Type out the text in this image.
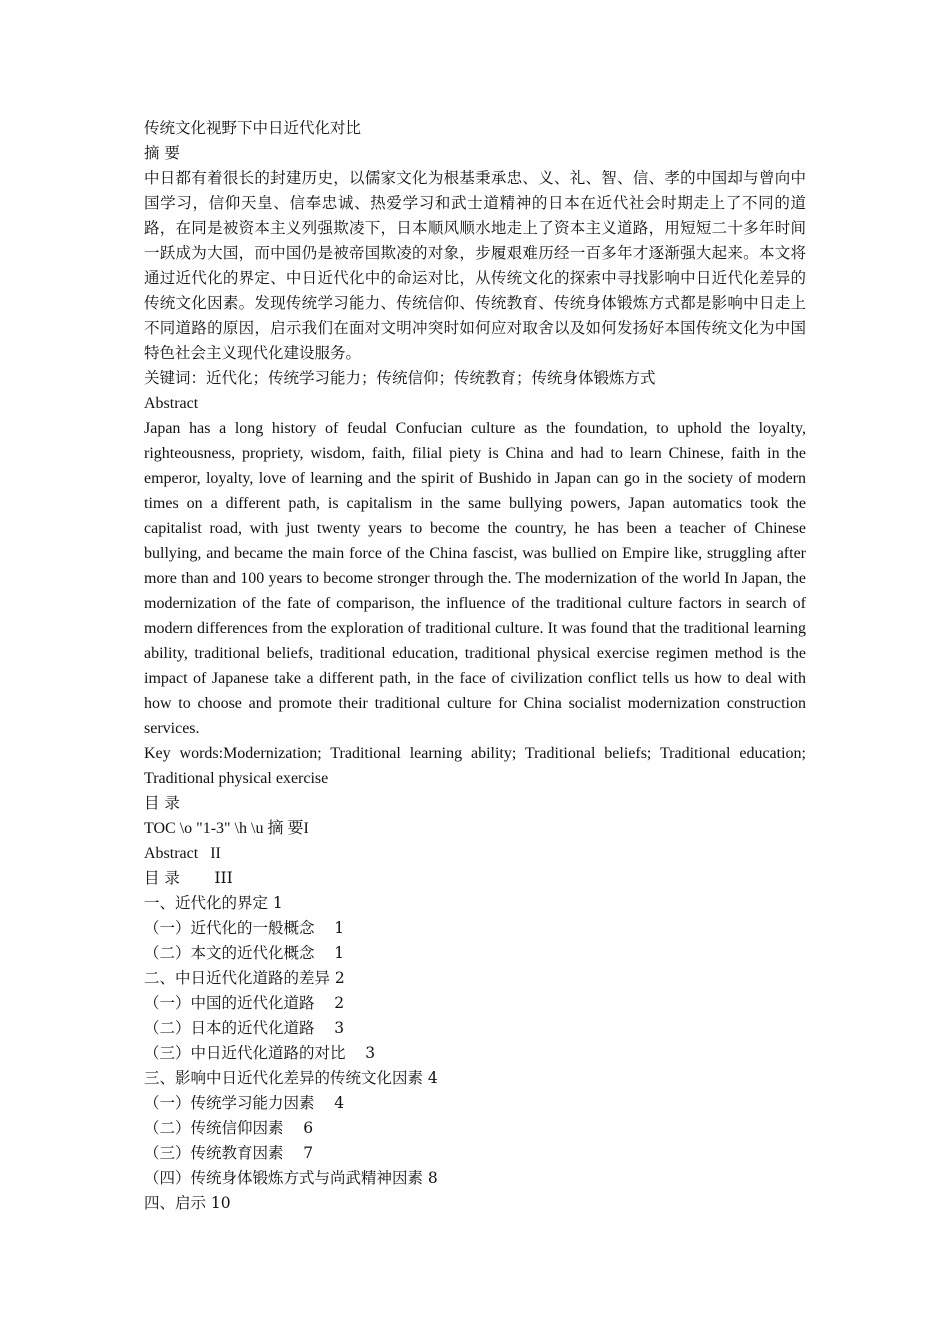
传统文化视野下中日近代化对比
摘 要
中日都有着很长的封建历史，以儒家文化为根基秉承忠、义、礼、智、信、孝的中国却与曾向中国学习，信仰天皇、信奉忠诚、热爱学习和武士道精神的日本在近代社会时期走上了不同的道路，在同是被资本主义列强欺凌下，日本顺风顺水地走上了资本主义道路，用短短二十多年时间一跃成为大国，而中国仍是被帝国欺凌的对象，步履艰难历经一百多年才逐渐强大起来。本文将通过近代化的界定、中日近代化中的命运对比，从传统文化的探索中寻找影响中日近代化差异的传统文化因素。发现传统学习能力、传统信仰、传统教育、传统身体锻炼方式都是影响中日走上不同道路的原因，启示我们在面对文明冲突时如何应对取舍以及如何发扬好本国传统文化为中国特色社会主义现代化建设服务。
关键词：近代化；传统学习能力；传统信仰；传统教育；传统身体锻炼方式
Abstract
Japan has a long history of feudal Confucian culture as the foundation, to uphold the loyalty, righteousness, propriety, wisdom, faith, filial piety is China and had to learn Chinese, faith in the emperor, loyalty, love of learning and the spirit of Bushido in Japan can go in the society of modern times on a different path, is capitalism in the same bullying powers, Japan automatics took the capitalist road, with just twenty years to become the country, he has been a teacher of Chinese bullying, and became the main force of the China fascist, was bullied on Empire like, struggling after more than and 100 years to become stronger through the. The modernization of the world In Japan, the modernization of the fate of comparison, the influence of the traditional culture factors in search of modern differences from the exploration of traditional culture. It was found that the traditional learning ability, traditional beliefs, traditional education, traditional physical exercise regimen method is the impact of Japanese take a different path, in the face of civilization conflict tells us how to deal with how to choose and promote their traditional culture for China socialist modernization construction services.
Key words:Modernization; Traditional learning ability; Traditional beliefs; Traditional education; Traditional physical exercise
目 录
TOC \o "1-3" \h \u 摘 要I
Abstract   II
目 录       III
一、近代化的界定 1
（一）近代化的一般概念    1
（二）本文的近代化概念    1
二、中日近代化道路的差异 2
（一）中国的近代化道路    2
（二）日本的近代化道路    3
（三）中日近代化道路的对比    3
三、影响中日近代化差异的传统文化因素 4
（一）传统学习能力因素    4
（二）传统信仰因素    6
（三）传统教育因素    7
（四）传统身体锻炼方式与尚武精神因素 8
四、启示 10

· · · · · · ·

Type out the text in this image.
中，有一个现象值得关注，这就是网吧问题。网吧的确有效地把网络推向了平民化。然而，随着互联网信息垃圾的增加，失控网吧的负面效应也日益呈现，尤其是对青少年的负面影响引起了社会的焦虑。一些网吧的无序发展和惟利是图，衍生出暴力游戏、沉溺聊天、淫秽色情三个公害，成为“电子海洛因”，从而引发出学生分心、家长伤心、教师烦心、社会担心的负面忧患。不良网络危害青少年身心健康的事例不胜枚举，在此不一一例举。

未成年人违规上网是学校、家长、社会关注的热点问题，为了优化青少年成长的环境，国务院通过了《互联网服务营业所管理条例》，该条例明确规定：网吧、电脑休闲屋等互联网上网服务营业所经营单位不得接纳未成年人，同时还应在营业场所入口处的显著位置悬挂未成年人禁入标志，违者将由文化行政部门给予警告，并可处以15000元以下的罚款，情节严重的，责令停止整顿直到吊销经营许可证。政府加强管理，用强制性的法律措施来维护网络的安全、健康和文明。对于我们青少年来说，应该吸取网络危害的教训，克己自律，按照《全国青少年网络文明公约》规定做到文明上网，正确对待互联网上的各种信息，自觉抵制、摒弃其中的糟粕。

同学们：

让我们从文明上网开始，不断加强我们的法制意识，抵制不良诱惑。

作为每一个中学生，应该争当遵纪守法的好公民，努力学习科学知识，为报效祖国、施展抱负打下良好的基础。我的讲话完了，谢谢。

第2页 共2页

· · · · · · ·

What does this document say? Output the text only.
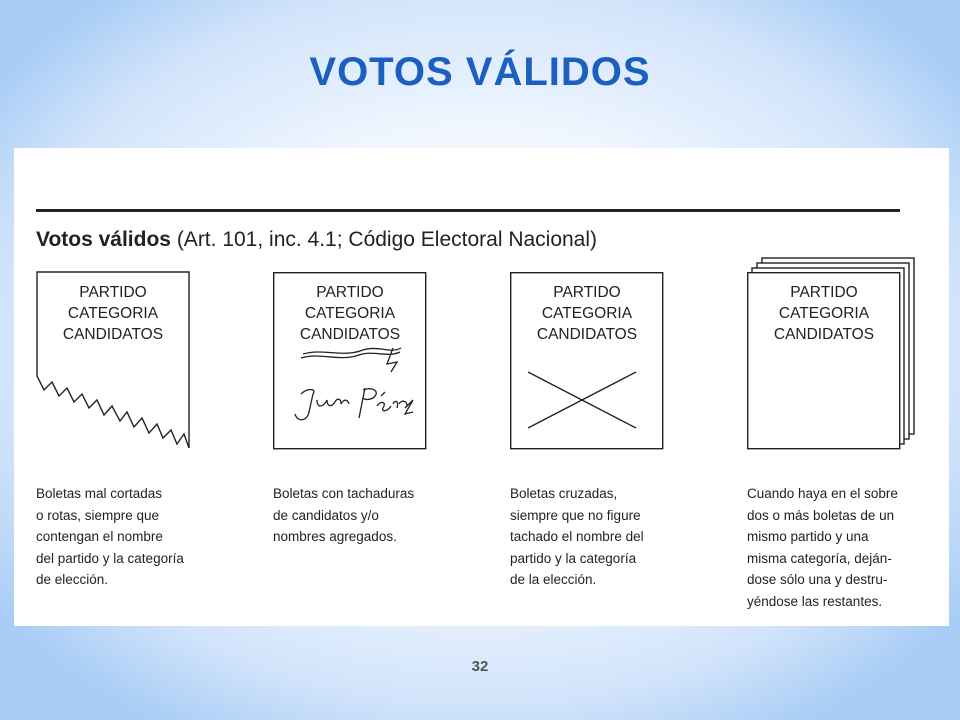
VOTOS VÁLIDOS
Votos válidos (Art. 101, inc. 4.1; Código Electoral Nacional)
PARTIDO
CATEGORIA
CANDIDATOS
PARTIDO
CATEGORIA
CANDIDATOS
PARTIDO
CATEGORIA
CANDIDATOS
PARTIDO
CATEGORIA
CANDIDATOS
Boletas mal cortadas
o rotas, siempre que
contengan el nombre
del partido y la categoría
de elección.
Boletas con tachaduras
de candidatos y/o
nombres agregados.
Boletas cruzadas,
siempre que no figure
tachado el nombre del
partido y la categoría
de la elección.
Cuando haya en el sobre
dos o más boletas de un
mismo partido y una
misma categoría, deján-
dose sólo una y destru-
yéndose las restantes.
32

· · · · · · ·

» **WRITTEN TASK**
Extract every line containing the string "siempre" from the material.

» **TASK RESPONSE**
o rotas, siempre que
siempre que no figure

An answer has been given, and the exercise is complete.